Retoma la noticia sobre la intervención de Enrique Loewe en la Universidad de Navarra y continúala a partir de la última frase.

----- EXTRACTO DEL DOCUMENTO

UNIVERSIDAD DE NAVARRA

El presidente de la Fundación Loewe, que participó en la presentación del , destaca que el diseño español “se mueve en lo modísticamente correcto”

“No hay moda sin artesanía”, afirmó ayer Enrique Loewe en la Universidad de Navarra. “La artesanía es una forma de sabiduría popular a la que hay que dedicar una mirada inteligente y generosa”, agregó el presidente de la Fundación Loewe, quien intervino en la presentación del Forun 2012, un espacio de reflexión y diálogo que este año trata acerca de la belleza y su poder transformador.

Con respecto a la moda española, Enrique Loewe destacó que “el diseño español se mueve en lo modísticamente correcto, siguiendo las tendencias de forma suave” y aseguró que “la moda necesita más verdad, más autenticidad”. Asimismo, se mostró preocupado por la formación de creadores y por que la enseñanza en la moda sea lo más completa y lo más abierta posible: “La unión de técnica, cultura y visión del mundo es muy importante para tener algo que decir en el mundo del diseño”, dijo.

El presidente de la Fundación Loewe, dedicada al impulso de jóvenes talentos en las áreas de música, poesía, diseño, y danza, habló también de la complejidad de la situación actual en todos los ámbitos y en especial en el mundo del diseño. “El total despiste en el que nos movemos es lo que provoca la perplejidad, la falta de seguridad en los creadores, etc.” pero también “la incertidumbre y la perplejidad dificultan la expresión de los diseñadores”.

En lo referente al replanteamiento del concepto moda, el empresario afirmó que “el pensamiento débil y el momento que nos toca vivir no facilita una reflexión acerca de hacia dónde tiene que ir la moda. Todos los indicios apuntan a que es necesario cambiar el sistema, repensar los valores sobre los que sujetamos nuestro imaginario colectivo. La moda es un reflejo de la sociedad, de los modos en los que la gente sueña y busca la felicidad. Pero vivimos un tsunami y la moda tiene que esperar y ver”.

----------
----- MATERIAL PROPORCIONADO

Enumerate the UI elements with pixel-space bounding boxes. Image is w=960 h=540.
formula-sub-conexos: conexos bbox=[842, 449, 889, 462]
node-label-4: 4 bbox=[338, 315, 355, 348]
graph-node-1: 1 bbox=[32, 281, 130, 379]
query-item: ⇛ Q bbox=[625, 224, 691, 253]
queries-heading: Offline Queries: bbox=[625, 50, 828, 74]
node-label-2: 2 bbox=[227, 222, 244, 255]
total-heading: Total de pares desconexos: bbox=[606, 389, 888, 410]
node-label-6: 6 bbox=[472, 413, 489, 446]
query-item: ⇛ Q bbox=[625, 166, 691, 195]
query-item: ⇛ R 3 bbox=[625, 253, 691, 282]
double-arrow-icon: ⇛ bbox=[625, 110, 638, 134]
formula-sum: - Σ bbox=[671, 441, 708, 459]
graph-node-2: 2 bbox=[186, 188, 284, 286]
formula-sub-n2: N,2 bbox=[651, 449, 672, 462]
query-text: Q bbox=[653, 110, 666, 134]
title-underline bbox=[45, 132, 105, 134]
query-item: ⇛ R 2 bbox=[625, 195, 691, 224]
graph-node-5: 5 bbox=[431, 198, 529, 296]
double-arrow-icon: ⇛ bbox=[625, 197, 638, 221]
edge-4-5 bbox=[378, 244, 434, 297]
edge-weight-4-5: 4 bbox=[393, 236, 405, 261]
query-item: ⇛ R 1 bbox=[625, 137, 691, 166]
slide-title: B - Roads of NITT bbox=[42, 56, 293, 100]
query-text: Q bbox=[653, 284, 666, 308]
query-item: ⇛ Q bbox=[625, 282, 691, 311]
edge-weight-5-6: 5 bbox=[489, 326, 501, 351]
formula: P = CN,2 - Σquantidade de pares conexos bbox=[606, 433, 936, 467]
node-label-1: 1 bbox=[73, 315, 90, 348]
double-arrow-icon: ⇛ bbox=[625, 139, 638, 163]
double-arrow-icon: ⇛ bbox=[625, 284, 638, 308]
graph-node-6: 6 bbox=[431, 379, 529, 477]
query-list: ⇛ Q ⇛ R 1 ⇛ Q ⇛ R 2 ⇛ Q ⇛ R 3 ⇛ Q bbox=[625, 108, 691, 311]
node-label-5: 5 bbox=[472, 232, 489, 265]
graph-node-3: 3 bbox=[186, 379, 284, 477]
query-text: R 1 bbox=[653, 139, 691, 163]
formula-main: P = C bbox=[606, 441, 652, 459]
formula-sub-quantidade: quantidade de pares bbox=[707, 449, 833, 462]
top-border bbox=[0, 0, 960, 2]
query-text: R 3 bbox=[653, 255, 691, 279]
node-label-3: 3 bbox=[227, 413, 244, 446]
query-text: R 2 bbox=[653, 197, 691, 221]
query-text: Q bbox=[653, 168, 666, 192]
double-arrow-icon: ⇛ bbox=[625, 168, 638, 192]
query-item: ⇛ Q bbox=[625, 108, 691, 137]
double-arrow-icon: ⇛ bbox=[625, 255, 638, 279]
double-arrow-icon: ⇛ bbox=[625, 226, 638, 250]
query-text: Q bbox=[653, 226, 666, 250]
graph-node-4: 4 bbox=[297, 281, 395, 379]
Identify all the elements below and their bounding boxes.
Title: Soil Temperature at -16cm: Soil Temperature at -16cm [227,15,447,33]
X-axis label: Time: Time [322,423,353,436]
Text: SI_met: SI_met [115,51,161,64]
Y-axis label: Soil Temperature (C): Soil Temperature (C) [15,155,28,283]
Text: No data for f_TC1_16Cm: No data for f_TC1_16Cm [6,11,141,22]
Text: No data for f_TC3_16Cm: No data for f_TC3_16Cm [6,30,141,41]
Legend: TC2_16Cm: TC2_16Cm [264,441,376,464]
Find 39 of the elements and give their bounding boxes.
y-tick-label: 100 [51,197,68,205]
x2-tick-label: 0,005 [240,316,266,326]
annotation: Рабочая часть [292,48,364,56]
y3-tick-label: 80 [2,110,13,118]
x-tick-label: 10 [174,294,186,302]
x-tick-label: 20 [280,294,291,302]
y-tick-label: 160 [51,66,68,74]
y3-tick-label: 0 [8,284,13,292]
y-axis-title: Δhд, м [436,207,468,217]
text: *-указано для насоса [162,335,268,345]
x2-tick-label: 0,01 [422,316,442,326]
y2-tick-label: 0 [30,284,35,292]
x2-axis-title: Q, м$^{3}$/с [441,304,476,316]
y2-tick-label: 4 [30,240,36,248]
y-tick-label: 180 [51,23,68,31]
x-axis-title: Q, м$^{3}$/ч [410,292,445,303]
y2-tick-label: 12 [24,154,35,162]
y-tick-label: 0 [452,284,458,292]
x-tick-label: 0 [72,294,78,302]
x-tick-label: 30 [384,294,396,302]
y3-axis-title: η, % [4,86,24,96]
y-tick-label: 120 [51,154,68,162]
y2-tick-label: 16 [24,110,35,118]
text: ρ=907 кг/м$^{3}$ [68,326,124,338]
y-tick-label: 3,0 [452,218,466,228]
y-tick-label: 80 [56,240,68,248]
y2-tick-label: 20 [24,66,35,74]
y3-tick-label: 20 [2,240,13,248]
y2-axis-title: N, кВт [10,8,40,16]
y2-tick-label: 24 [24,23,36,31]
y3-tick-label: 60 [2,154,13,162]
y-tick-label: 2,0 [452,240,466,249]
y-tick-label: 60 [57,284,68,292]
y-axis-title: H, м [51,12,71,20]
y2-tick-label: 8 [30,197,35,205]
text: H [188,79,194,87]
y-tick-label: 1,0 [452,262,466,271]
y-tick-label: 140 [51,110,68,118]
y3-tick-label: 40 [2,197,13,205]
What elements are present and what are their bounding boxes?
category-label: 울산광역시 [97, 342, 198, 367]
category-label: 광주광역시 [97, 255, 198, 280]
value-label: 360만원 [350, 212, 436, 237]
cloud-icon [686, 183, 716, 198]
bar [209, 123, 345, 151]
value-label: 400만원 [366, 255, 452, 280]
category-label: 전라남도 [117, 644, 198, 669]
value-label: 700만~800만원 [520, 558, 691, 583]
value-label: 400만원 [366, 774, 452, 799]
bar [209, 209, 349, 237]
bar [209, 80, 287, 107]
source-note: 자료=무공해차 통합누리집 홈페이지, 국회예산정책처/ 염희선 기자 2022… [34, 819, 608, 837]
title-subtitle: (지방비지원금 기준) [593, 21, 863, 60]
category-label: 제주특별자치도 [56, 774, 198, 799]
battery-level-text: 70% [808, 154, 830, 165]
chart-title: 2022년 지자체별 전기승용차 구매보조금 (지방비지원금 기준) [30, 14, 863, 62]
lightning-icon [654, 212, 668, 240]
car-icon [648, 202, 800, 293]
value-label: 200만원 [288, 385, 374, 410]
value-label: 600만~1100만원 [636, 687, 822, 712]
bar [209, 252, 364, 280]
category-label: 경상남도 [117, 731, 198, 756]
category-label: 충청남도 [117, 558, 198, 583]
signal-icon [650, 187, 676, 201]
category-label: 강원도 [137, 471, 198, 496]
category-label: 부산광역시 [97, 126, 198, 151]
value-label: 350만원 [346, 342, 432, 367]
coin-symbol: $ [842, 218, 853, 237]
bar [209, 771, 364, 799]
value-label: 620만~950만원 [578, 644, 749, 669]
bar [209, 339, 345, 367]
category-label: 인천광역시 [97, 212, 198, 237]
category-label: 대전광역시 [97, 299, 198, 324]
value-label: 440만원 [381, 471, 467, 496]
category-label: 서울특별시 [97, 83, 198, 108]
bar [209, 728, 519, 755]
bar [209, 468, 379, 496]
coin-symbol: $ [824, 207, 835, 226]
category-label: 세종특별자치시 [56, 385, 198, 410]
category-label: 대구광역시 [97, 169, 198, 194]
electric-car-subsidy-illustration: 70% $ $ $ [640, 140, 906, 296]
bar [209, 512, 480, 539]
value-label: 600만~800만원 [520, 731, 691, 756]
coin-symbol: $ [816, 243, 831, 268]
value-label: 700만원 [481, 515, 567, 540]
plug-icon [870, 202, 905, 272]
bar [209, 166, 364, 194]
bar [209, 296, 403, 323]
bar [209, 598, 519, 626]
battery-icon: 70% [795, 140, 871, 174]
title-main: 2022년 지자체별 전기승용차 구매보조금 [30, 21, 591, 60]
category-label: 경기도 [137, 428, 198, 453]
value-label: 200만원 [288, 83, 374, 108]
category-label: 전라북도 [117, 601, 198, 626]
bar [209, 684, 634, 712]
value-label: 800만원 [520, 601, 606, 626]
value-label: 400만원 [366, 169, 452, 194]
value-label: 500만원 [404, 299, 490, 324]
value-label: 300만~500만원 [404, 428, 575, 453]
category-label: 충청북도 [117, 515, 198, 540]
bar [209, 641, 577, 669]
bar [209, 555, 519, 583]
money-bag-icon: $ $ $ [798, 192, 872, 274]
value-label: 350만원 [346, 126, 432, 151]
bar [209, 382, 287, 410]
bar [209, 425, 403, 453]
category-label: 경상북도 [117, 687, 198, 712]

----------

RESULTADO:
Por último, señaló que “el mundo de la moda siempre ha sido un compañero fiel de la sociedad, de los estados de ánimo, pero este no es un buen momento”. “Occidente está aburrido”, dijo y declaró que “dentro de 5 o 10 años empezaremos a beber cultura de los países emergentes”.

Enrique Loewe

En 1965 Enrique Loewe empezó a trabajar con su padre, Enrique Loewe Knappe, en la casa familiar Loewe. Desarrolló su actividad profesional como director de Producto, director general y presidente de la compañía. Durante estos años, colaboró en la expansión nacional e internacional que experimentó la marca. En 1996 la empresa celebró su 150 aniversario y pasó a formar parte del Grupo Louis Vuitton Moët Hennessy (LVMH).
Enrique Loewe centró entonces su actividad en la Fundación Loewe, cuya presidencia ostenta desde su creación en 1988. En 1998, fue designado presidente de honor de Loewe por LVMH, representando al Grupo de Empresas Loewe en actividades de Relaciones Públicas, tanto en el ámbito nacional como internacional.